> Task brief:
Reproduce the records below exactly, leaving out any pictures.

> Task inputs:
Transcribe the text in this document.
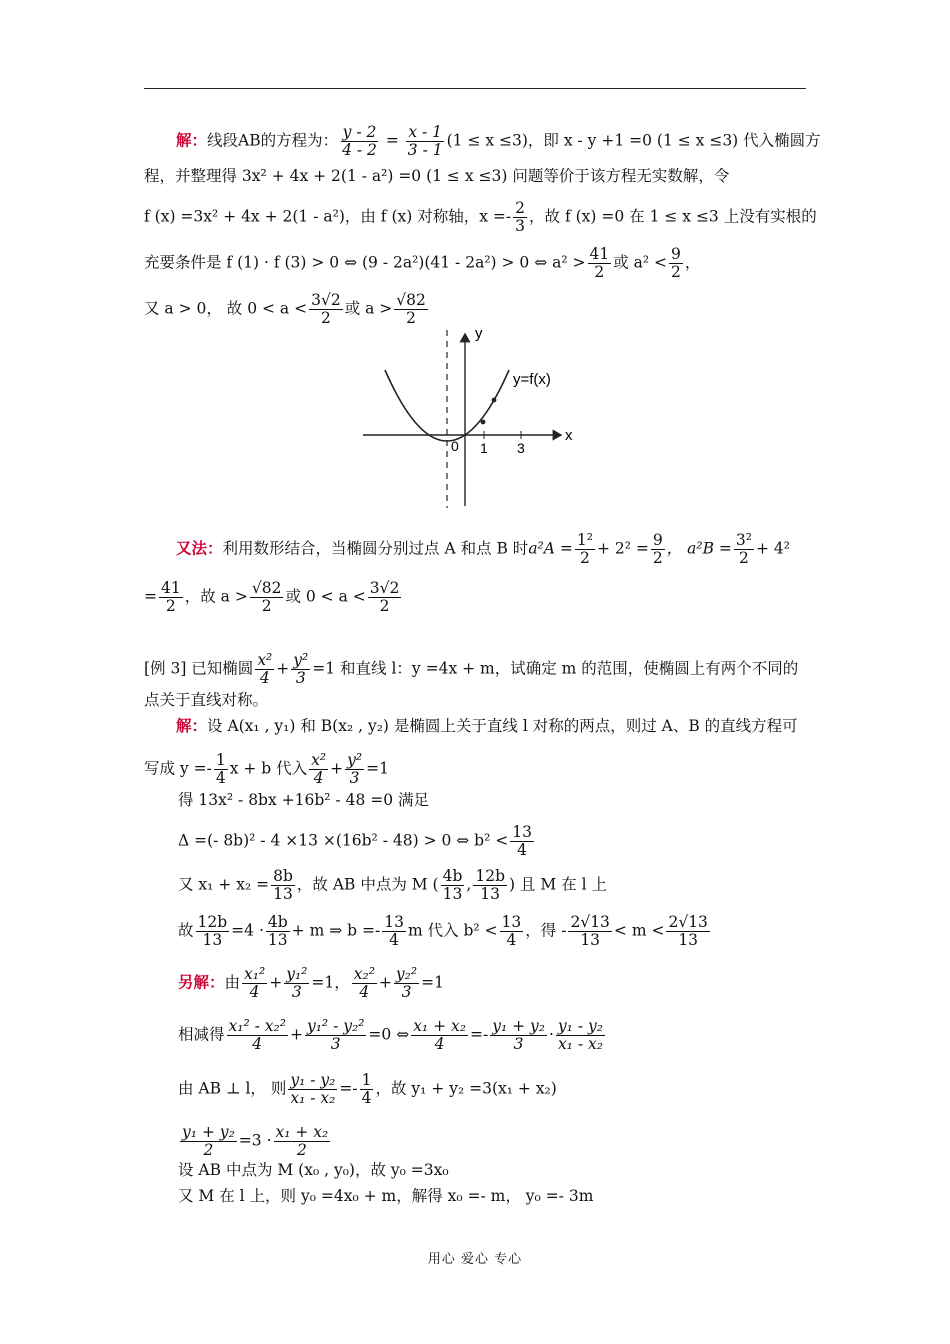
解：线段AB的方程为： $\frac{y - 2}{4 - 2} = \frac{x - 1}{3 - 1} (1 \le x \le 3)$，即 x - y +1 =0 (1 ≤ x ≤3) 代入椭圆方
程，并整理得 3x² + 4x + 2(1 - a²) =0 (1 ≤ x ≤3) 问题等价于该方程无实数解，令
f (x) =3x² + 4x + 2(1 - a²)，由 f (x) 对称轴，$x =- \frac{2}{3}$ ，故 f (x) =0 在 1 ≤ x ≤3 上没有实根的
充要条件是 f (1) · f (3) > 0 ⇔ (9 - 2a²)(41 - 2a²) > 0 ⇔ $a^2 > \frac{41}{2}$ 或 $a^2 < \frac{9}{2}$ ，
又 a > 0， 故 $0 < a < \frac{3√2}{2}$ 或 $a > \frac{√82}{2}$
y
x
y=f(x)
0 1 3
又法：利用数形结合，当椭圆分别过点 A 和点 B 时$a^2A = \frac{\text{1²}}{2} + 2^2 = \frac{9}{2}$ ， $a^2B = \frac{\text{3²}}{2} + 4^2$
= $\frac{41}{2}$ ，故 $a > \frac{√82}{2}$ 或 $0 < a < \frac{3√2}{2}$
[例 3] 已知椭圆 $\frac{\text{x²}}{4} + \frac{\text{y²}}{3} =1$ 和直线 l：y =4x + m，试确定 m 的范围，使椭圆上有两个不同的
点关于直线对称。
解：设 A(x₁ , y₁) 和 B(x₂ , y₂) 是椭圆上关于直线 l 对称的两点，则过 A、B 的直线方程可
写成 $y =- \frac{1}{4}$ x + b 代入 $\frac{\text{x²}}{4} + \frac{\text{y²}}{3} =1$
得 13x² - 8bx +16b² - 48 =0 满足
Δ =(- 8b)² - 4 ×13 ×(16b² - 48) > 0 ⇔ $b^2 < \frac{13}{4}$
又 $x_1 + x_2 = \frac{8b}{13}$ ，故 AB 中点为 M ( $\frac{4b}{13}$ , $\frac{12b}{13}$ ) 且 M 在 l 上
故 $\frac{12b}{13} =4 \cdot \frac{4b}{13} + m$ ⇒ $b =- \frac{13}{4}$ m 代入 $b^2 < \frac{13}{4}$ ，得 - $\frac{2√13}{13} < m < \frac{2√13}{13}$
另解：由 $\frac{\text{x₁²}}{4} + \frac{\text{y₁²}}{3} =1$， $\frac{\text{x₂²}}{4} + \frac{\text{y₂²}}{3} =1$
相减得 $\frac{\text{x₁² - x₂²}}{4} + \frac{\text{y₁² - y₂²}}{3} =0$ ⇔ $\frac{\text{x₁ + x₂}}{4} =- \frac{\text{y₁ + y₂}}{3} \cdot \frac{\text{y₁ - y₂}}{\text{x₁ - x₂}}$
由 AB ⊥ l， 则 $\frac{\text{y₁ - y₂}}{\text{x₁ - x₂}} =- \frac{1}{4}$ ，故 y₁ + y₂ =3(x₁ + x₂)
$\frac{\text{y₁ + y₂}}{2} =3 \cdot \frac{\text{x₁ + x₂}}{2}$
设 AB 中点为 M (x₀ , y₀)，故 y₀ =3x₀
又 M 在 l 上，则 y₀ =4x₀ + m，解得 x₀ =- m， y₀ =- 3m
用心 爱心 专心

> Exercise result:
Transcribe the text in this document.
解：线段AB的方程为： $\frac{y - 2}{4 - 2} = \frac{x - 1}{3 - 1} (1 \le x \le 3)$，即 x - y +1 =0 (1 ≤ x ≤3) 代入椭圆方
程，并整理得 3x² + 4x + 2(1 - a²) =0 (1 ≤ x ≤3) 问题等价于该方程无实数解，令
f (x) =3x² + 4x + 2(1 - a²)，由 f (x) 对称轴，$x =- \frac{2}{3}$ ，故 f (x) =0 在 1 ≤ x ≤3 上没有实根的
充要条件是 f (1) · f (3) > 0 ⇔ (9 - 2a²)(41 - 2a²) > 0 ⇔ $a^2 > \frac{41}{2}$ 或 $a^2 < \frac{9}{2}$ ，
又 a > 0， 故 $0 < a < \frac{3√2}{2}$ 或 $a > \frac{√82}{2}$
y
x
y=f(x)
0 1 3
又法：利用数形结合，当椭圆分别过点 A 和点 B 时$a^2A = \frac{\text{1²}}{2} + 2^2 = \frac{9}{2}$ ， $a^2B = \frac{\text{3²}}{2} + 4^2$
= $\frac{41}{2}$ ，故 $a > \frac{√82}{2}$ 或 $0 < a < \frac{3√2}{2}$
[例 3] 已知椭圆 $\frac{\text{x²}}{4} + \frac{\text{y²}}{3} =1$ 和直线 l：y =4x + m，试确定 m 的范围，使椭圆上有两个不同的
点关于直线对称。
解：设 A(x₁ , y₁) 和 B(x₂ , y₂) 是椭圆上关于直线 l 对称的两点，则过 A、B 的直线方程可
写成 $y =- \frac{1}{4}$ x + b 代入 $\frac{\text{x²}}{4} + \frac{\text{y²}}{3} =1$
得 13x² - 8bx +16b² - 48 =0 满足
Δ =(- 8b)² - 4 ×13 ×(16b² - 48) > 0 ⇔ $b^2 < \frac{13}{4}$
又 $x_1 + x_2 = \frac{8b}{13}$ ，故 AB 中点为 M ( $\frac{4b}{13}$ , $\frac{12b}{13}$ ) 且 M 在 l 上
故 $\frac{12b}{13} =4 \cdot \frac{4b}{13} + m$ ⇒ $b =- \frac{13}{4}$ m 代入 $b^2 < \frac{13}{4}$ ，得 - $\frac{2√13}{13} < m < \frac{2√13}{13}$
另解：由 $\frac{\text{x₁²}}{4} + \frac{\text{y₁²}}{3} =1$， $\frac{\text{x₂²}}{4} + \frac{\text{y₂²}}{3} =1$
相减得 $\frac{\text{x₁² - x₂²}}{4} + \frac{\text{y₁² - y₂²}}{3} =0$ ⇔ $\frac{\text{x₁ + x₂}}{4} =- \frac{\text{y₁ + y₂}}{3} \cdot \frac{\text{y₁ - y₂}}{\text{x₁ - x₂}}$
由 AB ⊥ l， 则 $\frac{\text{y₁ - y₂}}{\text{x₁ - x₂}} =- \frac{1}{4}$ ，故 y₁ + y₂ =3(x₁ + x₂)
$\frac{\text{y₁ + y₂}}{2} =3 \cdot \frac{\text{x₁ + x₂}}{2}$
设 AB 中点为 M (x₀ , y₀)，故 y₀ =3x₀
又 M 在 l 上，则 y₀ =4x₀ + m，解得 x₀ =- m， y₀ =- 3m
用心 爱心 专心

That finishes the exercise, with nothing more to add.